═════ Records for the exercise ═════

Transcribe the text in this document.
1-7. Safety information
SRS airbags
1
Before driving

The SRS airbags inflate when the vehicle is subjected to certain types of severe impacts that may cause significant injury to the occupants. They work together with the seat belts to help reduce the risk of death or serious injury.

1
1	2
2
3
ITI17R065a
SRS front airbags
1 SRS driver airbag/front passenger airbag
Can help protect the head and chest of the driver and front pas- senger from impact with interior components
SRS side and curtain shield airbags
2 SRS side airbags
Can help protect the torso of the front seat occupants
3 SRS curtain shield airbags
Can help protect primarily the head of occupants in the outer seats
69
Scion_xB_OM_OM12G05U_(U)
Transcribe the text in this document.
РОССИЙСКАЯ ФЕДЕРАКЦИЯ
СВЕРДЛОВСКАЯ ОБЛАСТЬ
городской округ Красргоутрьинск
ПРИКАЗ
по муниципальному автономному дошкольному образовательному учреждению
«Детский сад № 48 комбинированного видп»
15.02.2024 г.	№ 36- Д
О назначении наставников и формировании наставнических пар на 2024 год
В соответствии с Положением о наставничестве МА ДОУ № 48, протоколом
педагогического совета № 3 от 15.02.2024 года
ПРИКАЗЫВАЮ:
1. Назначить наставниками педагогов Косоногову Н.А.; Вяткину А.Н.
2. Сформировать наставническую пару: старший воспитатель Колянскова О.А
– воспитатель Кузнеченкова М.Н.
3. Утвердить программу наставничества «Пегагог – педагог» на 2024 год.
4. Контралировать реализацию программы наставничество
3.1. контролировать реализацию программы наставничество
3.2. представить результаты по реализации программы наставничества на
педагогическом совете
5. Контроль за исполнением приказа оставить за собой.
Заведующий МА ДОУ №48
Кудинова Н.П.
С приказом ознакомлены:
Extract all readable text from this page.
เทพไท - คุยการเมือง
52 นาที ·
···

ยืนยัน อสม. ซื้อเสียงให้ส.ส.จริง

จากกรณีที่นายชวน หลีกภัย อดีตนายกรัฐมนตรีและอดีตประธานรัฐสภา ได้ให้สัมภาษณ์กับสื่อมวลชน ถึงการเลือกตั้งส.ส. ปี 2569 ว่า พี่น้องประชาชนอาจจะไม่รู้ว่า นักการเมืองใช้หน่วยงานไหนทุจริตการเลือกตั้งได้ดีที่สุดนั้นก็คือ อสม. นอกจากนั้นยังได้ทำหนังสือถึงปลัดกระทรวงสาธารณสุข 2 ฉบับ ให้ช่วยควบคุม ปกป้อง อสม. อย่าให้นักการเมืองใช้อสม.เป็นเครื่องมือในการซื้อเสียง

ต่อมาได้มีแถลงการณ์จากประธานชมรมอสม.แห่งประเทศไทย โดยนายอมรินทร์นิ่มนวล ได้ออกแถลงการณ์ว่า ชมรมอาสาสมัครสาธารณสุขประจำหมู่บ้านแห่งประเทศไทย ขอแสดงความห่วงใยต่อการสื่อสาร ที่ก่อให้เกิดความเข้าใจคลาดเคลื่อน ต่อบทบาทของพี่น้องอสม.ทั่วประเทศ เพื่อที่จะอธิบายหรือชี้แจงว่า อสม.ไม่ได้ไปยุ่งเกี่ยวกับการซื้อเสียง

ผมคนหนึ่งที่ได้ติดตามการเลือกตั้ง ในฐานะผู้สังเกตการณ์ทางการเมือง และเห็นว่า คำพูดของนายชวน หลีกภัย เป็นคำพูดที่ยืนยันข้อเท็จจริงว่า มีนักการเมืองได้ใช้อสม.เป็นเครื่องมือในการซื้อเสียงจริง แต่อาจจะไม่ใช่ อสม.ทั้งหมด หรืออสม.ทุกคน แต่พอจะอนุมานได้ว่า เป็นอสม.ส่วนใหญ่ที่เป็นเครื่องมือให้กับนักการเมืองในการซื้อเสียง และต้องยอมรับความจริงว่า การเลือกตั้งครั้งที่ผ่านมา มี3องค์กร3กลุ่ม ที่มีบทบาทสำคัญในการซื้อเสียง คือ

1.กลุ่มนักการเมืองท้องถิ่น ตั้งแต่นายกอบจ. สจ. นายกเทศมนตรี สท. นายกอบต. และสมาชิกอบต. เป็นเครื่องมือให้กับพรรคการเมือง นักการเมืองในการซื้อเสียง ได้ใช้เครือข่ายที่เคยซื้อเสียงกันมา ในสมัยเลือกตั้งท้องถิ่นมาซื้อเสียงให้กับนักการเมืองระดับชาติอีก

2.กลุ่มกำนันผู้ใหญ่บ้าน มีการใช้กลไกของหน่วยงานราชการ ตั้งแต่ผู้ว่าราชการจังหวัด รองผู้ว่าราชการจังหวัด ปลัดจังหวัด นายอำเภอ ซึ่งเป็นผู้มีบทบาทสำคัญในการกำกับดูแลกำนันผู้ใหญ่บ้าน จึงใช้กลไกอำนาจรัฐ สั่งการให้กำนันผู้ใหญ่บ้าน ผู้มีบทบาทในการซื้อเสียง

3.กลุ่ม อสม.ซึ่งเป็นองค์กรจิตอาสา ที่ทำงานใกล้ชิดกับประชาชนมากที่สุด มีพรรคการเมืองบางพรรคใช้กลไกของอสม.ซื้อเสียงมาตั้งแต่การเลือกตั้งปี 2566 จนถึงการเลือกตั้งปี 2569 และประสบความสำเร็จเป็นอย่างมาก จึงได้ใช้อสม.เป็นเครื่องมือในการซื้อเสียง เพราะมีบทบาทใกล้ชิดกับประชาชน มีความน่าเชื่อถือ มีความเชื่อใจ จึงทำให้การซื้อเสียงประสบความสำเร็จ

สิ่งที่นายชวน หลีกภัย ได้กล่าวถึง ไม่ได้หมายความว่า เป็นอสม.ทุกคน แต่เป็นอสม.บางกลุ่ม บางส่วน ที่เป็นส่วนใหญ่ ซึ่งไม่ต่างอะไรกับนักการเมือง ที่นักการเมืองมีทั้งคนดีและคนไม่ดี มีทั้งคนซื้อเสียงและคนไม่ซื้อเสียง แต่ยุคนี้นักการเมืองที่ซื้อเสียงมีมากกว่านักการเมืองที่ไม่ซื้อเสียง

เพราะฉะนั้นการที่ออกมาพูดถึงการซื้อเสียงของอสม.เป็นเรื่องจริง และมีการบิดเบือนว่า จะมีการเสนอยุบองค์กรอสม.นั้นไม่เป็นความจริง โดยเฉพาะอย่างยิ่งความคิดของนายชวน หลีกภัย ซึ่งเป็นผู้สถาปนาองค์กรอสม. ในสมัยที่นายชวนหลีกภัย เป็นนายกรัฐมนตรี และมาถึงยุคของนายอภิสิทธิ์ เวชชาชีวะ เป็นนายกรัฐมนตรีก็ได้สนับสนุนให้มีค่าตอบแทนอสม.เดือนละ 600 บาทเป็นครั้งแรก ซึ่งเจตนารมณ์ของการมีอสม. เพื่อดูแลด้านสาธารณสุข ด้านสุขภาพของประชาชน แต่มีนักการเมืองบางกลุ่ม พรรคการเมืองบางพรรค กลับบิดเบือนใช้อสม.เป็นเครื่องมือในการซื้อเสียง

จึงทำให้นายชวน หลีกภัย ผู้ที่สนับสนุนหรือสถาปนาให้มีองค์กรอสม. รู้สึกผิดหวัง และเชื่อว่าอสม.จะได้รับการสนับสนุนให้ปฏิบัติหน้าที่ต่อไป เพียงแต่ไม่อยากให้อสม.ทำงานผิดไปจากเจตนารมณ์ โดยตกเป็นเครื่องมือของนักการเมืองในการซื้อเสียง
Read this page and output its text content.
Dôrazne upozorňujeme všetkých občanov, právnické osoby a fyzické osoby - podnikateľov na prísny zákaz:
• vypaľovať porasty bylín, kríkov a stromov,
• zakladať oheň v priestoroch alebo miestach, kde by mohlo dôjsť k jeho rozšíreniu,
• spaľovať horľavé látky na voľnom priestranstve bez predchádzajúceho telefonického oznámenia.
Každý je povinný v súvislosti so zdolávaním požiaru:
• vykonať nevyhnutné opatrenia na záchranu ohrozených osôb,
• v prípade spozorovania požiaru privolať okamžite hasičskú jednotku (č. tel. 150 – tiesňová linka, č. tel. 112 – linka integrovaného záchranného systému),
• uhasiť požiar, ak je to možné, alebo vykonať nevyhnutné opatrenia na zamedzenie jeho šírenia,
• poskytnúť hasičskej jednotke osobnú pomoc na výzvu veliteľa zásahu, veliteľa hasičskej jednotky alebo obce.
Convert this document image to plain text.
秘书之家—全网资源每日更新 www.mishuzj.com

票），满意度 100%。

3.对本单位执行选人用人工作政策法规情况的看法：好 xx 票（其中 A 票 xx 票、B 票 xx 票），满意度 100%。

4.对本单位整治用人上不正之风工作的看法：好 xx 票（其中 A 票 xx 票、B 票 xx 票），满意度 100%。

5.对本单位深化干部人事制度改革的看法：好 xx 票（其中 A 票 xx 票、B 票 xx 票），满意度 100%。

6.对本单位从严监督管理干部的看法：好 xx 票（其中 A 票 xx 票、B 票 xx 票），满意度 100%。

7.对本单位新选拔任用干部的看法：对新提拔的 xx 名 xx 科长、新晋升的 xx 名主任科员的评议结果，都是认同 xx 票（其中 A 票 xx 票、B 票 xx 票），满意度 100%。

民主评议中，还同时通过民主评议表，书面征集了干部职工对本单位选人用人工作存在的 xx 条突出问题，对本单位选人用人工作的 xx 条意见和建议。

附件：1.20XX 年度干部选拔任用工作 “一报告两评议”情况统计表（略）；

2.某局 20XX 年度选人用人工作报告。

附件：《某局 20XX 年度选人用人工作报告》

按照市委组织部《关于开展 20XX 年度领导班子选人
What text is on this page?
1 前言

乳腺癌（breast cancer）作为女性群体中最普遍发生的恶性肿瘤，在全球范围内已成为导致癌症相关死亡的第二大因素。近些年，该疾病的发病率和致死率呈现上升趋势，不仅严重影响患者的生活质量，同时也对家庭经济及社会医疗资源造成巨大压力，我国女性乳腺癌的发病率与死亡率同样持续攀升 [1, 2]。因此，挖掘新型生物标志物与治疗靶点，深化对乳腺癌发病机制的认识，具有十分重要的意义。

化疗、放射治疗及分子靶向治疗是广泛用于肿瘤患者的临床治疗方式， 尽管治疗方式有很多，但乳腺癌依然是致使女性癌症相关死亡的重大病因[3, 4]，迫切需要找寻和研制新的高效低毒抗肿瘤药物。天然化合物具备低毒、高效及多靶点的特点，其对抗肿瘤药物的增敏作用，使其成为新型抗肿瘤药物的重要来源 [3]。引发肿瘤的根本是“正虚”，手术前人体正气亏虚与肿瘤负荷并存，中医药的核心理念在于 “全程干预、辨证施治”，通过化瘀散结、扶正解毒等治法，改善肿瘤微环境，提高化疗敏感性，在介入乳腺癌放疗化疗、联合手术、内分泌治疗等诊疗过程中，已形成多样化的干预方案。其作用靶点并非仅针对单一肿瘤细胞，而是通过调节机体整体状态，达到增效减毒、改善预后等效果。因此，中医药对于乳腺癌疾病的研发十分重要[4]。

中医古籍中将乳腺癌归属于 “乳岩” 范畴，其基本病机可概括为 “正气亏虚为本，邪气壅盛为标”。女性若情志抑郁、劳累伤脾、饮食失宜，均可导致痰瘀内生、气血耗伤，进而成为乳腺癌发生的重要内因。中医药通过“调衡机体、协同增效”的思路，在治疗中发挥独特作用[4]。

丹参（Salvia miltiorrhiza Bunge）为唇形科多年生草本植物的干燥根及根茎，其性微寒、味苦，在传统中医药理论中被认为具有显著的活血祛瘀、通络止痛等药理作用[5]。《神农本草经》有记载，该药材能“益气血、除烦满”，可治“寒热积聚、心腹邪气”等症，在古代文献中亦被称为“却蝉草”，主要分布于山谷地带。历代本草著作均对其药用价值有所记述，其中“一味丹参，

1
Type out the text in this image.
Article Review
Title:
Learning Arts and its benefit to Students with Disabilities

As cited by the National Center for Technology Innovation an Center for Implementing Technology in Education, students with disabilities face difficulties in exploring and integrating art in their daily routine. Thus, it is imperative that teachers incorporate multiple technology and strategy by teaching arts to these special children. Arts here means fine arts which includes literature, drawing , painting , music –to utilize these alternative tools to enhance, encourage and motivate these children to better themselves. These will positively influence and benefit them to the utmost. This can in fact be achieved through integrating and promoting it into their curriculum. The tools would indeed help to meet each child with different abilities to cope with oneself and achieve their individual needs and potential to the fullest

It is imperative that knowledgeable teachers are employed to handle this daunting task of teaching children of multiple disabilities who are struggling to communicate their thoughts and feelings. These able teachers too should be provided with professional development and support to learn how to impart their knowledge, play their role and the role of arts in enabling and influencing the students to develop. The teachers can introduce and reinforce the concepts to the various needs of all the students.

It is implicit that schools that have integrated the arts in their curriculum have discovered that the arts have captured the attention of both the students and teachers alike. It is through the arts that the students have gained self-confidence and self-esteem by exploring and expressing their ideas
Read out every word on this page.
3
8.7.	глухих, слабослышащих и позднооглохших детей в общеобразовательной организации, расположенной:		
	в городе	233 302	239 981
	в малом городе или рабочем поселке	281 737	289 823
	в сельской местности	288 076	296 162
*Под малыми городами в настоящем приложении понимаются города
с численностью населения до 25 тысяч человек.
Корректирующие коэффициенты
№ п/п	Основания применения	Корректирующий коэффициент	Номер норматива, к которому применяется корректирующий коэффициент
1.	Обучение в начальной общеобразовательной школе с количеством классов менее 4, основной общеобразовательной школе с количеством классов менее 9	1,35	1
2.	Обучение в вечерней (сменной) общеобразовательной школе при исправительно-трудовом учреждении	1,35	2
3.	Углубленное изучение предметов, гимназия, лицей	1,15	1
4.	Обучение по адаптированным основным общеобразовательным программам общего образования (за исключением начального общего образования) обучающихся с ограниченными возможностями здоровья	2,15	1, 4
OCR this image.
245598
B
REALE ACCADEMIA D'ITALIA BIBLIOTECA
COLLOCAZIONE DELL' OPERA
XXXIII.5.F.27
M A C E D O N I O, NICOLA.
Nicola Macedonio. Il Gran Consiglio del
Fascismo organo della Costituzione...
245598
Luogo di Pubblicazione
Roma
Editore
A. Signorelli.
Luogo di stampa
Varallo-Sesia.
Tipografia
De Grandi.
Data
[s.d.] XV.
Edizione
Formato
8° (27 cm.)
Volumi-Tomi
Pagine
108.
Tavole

═════

- [Problem to work on] Each line that holds the word "Обучение" is to be copied.

- [Response to the task]
1.	Обучение в начальной общеобразовательной школе с количеством классов менее 4, основной общеобразовательной школе с количеством классов менее 9	1,35	1
2.	Обучение в вечерней (сменной) общеобразовательной школе при исправительно-трудовом учреждении	1,35	2
4.	Обучение по адаптированным основным общеобразовательным программам общего образования (за исключением начального общего образования) обучающихся с ограниченными возможностями здоровья	2,15	1, 4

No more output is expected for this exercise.